▶ _DIRECTIVE_
Write out the records below once more, exactly as they stand.
---*---
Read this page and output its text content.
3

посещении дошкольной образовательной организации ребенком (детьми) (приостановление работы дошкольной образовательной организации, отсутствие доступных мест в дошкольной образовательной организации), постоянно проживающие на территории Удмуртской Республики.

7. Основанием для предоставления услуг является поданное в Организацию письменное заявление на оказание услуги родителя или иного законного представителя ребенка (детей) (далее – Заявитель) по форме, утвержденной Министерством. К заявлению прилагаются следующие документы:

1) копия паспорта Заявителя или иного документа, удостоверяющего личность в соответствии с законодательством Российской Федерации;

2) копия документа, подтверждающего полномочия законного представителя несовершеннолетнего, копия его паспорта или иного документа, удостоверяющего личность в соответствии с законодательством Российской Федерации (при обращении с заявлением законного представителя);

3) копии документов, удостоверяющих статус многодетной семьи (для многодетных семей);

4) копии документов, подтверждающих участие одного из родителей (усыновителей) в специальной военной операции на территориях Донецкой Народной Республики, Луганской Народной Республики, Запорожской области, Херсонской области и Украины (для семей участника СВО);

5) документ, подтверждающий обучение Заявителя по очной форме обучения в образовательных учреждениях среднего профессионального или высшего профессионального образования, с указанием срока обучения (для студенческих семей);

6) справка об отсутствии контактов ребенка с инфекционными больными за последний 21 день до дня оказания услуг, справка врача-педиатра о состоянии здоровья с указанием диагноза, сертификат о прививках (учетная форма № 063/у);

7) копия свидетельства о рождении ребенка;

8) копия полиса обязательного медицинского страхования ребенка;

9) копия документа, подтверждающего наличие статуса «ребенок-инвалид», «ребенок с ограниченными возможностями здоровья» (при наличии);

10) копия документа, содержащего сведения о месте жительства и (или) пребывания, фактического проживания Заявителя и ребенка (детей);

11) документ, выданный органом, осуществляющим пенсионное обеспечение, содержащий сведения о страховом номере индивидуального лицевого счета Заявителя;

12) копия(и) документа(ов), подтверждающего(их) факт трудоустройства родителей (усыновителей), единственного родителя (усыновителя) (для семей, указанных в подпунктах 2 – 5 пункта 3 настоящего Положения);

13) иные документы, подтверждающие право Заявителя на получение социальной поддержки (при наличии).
---*---
▶ _RESULT OF THIS EXERCISE_
Read this page and output its text content.
3

посещении дошкольной образовательной организации ребенком (детьми) (приостановление работы дошкольной образовательной организации, отсутствие доступных мест в дошкольной образовательной организации), постоянно проживающие на территории Удмуртской Республики.

7. Основанием для предоставления услуг является поданное в Организацию письменное заявление на оказание услуги родителя или иного законного представителя ребенка (детей) (далее – Заявитель) по форме, утвержденной Министерством. К заявлению прилагаются следующие документы:

1) копия паспорта Заявителя или иного документа, удостоверяющего личность в соответствии с законодательством Российской Федерации;

2) копия документа, подтверждающего полномочия законного представителя несовершеннолетнего, копия его паспорта или иного документа, удостоверяющего личность в соответствии с законодательством Российской Федерации (при обращении с заявлением законного представителя);

3) копии документов, удостоверяющих статус многодетной семьи (для многодетных семей);

4) копии документов, подтверждающих участие одного из родителей (усыновителей) в специальной военной операции на территориях Донецкой Народной Республики, Луганской Народной Республики, Запорожской области, Херсонской области и Украины (для семей участника СВО);

5) документ, подтверждающий обучение Заявителя по очной форме обучения в образовательных учреждениях среднего профессионального или высшего профессионального образования, с указанием срока обучения (для студенческих семей);

6) справка об отсутствии контактов ребенка с инфекционными больными за последний 21 день до дня оказания услуг, справка врача-педиатра о состоянии здоровья с указанием диагноза, сертификат о прививках (учетная форма № 063/у);

7) копия свидетельства о рождении ребенка;

8) копия полиса обязательного медицинского страхования ребенка;

9) копия документа, подтверждающего наличие статуса «ребенок-инвалид», «ребенок с ограниченными возможностями здоровья» (при наличии);

10) копия документа, содержащего сведения о месте жительства и (или) пребывания, фактического проживания Заявителя и ребенка (детей);

11) документ, выданный органом, осуществляющим пенсионное обеспечение, содержащий сведения о страховом номере индивидуального лицевого счета Заявителя;

12) копия(и) документа(ов), подтверждающего(их) факт трудоустройства родителей (усыновителей), единственного родителя (усыновителя) (для семей, указанных в подпунктах 2 – 5 пункта 3 настоящего Положения);

13) иные документы, подтверждающие право Заявителя на получение социальной поддержки (при наличии).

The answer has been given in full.